┌─ PROVIDED ENTRIES
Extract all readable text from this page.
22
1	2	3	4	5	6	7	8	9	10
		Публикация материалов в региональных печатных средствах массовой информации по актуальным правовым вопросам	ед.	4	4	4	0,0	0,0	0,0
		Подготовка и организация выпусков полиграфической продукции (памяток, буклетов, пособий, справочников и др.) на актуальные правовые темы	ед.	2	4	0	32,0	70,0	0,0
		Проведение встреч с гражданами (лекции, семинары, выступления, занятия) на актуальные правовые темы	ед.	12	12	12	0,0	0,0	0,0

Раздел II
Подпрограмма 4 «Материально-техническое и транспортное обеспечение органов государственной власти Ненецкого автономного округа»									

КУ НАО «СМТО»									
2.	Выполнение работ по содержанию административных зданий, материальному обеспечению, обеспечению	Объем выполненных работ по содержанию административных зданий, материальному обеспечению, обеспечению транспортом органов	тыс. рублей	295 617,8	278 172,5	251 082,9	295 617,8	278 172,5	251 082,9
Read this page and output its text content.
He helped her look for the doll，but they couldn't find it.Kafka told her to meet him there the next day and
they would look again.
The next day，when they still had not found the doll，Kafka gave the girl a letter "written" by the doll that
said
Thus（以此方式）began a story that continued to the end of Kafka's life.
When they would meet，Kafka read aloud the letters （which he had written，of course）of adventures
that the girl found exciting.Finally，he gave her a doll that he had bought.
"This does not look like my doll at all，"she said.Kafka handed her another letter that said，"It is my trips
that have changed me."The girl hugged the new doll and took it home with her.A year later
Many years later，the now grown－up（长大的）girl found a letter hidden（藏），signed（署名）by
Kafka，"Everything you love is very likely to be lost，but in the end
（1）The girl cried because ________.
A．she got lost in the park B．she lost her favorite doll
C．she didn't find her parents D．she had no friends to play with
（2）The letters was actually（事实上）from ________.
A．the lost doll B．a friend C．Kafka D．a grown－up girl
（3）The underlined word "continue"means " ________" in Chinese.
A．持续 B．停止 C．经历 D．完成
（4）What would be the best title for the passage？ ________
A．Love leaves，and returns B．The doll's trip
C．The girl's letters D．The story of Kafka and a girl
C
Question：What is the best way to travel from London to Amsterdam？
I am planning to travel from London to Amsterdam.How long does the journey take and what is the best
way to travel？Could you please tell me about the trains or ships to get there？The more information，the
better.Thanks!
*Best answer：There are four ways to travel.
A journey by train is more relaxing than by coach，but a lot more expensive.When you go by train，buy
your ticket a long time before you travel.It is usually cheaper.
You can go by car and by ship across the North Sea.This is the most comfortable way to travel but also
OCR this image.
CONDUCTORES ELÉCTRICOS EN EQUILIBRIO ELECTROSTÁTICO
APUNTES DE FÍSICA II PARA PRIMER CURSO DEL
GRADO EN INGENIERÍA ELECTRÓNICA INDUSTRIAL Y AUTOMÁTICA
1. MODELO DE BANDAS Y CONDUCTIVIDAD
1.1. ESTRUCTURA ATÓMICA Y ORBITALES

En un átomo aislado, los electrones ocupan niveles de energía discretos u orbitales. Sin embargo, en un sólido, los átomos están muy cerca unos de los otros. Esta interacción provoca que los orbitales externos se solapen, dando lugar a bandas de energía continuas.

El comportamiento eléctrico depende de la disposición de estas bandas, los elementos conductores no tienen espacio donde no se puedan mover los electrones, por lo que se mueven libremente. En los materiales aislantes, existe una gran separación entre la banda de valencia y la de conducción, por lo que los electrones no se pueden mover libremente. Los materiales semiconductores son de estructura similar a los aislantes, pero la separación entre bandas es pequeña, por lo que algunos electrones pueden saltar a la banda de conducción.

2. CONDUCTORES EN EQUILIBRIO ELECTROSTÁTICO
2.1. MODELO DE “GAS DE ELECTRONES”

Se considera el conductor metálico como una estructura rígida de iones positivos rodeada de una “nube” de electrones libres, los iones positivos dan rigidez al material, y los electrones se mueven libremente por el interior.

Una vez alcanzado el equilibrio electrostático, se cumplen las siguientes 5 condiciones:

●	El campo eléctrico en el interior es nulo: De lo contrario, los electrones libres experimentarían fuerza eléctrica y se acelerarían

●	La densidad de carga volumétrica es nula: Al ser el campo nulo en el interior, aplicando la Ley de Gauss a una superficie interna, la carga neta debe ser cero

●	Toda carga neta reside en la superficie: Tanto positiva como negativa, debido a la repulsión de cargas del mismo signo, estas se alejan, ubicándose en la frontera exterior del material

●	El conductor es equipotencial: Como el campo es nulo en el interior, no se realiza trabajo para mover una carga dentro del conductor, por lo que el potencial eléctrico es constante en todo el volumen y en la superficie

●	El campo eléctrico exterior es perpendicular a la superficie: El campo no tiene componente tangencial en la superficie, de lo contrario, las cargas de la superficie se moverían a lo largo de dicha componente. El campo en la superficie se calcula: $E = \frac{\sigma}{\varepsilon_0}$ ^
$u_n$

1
└─
Output the entries verbatim.

- **RESPONSE FOR THIS EXERCISE**
Extract all readable text from this page.
22
1	2	3	4	5	6	7	8	9	10
		Публикация материалов в региональных печатных средствах массовой информации по актуальным правовым вопросам	ед.	4	4	4	0,0	0,0	0,0
		Подготовка и организация выпусков полиграфической продукции (памяток, буклетов, пособий, справочников и др.) на актуальные правовые темы	ед.	2	4	0	32,0	70,0	0,0
		Проведение встреч с гражданами (лекции, семинары, выступления, занятия) на актуальные правовые темы	ед.	12	12	12	0,0	0,0	0,0

Раздел II
Подпрограмма 4 «Материально-техническое и транспортное обеспечение органов государственной власти Ненецкого автономного округа»									

КУ НАО «СМТО»									
2.	Выполнение работ по содержанию административных зданий, материальному обеспечению, обеспечению	Объем выполненных работ по содержанию административных зданий, материальному обеспечению, обеспечению транспортом органов	тыс. рублей	295 617,8	278 172,5	251 082,9	295 617,8	278 172,5	251 082,9
Read this page and output its text content.
He helped her look for the doll，but they couldn't find it.Kafka told her to meet him there the next day and
they would look again.
The next day，when they still had not found the doll，Kafka gave the girl a letter "written" by the doll that
said
Thus（以此方式）began a story that continued to the end of Kafka's life.
When they would meet，Kafka read aloud the letters （which he had written，of course）of adventures
that the girl found exciting.Finally，he gave her a doll that he had bought.
"This does not look like my doll at all，"she said.Kafka handed her another letter that said，"It is my trips
that have changed me."The girl hugged the new doll and took it home with her.A year later
Many years later，the now grown－up（长大的）girl found a letter hidden（藏），signed（署名）by
Kafka，"Everything you love is very likely to be lost，but in the end
（1）The girl cried because ________.
A．she got lost in the park B．she lost her favorite doll
C．she didn't find her parents D．she had no friends to play with
（2）The letters was actually（事实上）from ________.
A．the lost doll B．a friend C．Kafka D．a grown－up girl
（3）The underlined word "continue"means " ________" in Chinese.
A．持续 B．停止 C．经历 D．完成
（4）What would be the best title for the passage？ ________
A．Love leaves，and returns B．The doll's trip
C．The girl's letters D．The story of Kafka and a girl
C
Question：What is the best way to travel from London to Amsterdam？
I am planning to travel from London to Amsterdam.How long does the journey take and what is the best
way to travel？Could you please tell me about the trains or ships to get there？The more information，the
better.Thanks!
*Best answer：There are four ways to travel.
A journey by train is more relaxing than by coach，but a lot more expensive.When you go by train，buy
your ticket a long time before you travel.It is usually cheaper.
You can go by car and by ship across the North Sea.This is the most comfortable way to travel but also
OCR this image.
CONDUCTORES ELÉCTRICOS EN EQUILIBRIO ELECTROSTÁTICO
APUNTES DE FÍSICA II PARA PRIMER CURSO DEL
GRADO EN INGENIERÍA ELECTRÓNICA INDUSTRIAL Y AUTOMÁTICA
1. MODELO DE BANDAS Y CONDUCTIVIDAD
1.1. ESTRUCTURA ATÓMICA Y ORBITALES

En un átomo aislado, los electrones ocupan niveles de energía discretos u orbitales. Sin embargo, en un sólido, los átomos están muy cerca unos de los otros. Esta interacción provoca que los orbitales externos se solapen, dando lugar a bandas de energía continuas.

El comportamiento eléctrico depende de la disposición de estas bandas, los elementos conductores no tienen espacio donde no se puedan mover los electrones, por lo que se mueven libremente. En los materiales aislantes, existe una gran separación entre la banda de valencia y la de conducción, por lo que los electrones no se pueden mover libremente. Los materiales semiconductores son de estructura similar a los aislantes, pero la separación entre bandas es pequeña, por lo que algunos electrones pueden saltar a la banda de conducción.

2. CONDUCTORES EN EQUILIBRIO ELECTROSTÁTICO
2.1. MODELO DE “GAS DE ELECTRONES”

Se considera el conductor metálico como una estructura rígida de iones positivos rodeada de una “nube” de electrones libres, los iones positivos dan rigidez al material, y los electrones se mueven libremente por el interior.

Una vez alcanzado el equilibrio electrostático, se cumplen las siguientes 5 condiciones:

●	El campo eléctrico en el interior es nulo: De lo contrario, los electrones libres experimentarían fuerza eléctrica y se acelerarían

●	La densidad de carga volumétrica es nula: Al ser el campo nulo en el interior, aplicando la Ley de Gauss a una superficie interna, la carga neta debe ser cero

●	Toda carga neta reside en la superficie: Tanto positiva como negativa, debido a la repulsión de cargas del mismo signo, estas se alejan, ubicándose en la frontera exterior del material

●	El conductor es equipotencial: Como el campo es nulo en el interior, no se realiza trabajo para mover una carga dentro del conductor, por lo que el potencial eléctrico es constante en todo el volumen y en la superficie

●	El campo eléctrico exterior es perpendicular a la superficie: El campo no tiene componente tangencial en la superficie, de lo contrario, las cargas de la superficie se moverían a lo largo de dicha componente. El campo en la superficie se calcula: $E = \frac{\sigma}{\varepsilon_0}$ ^
$u_n$

1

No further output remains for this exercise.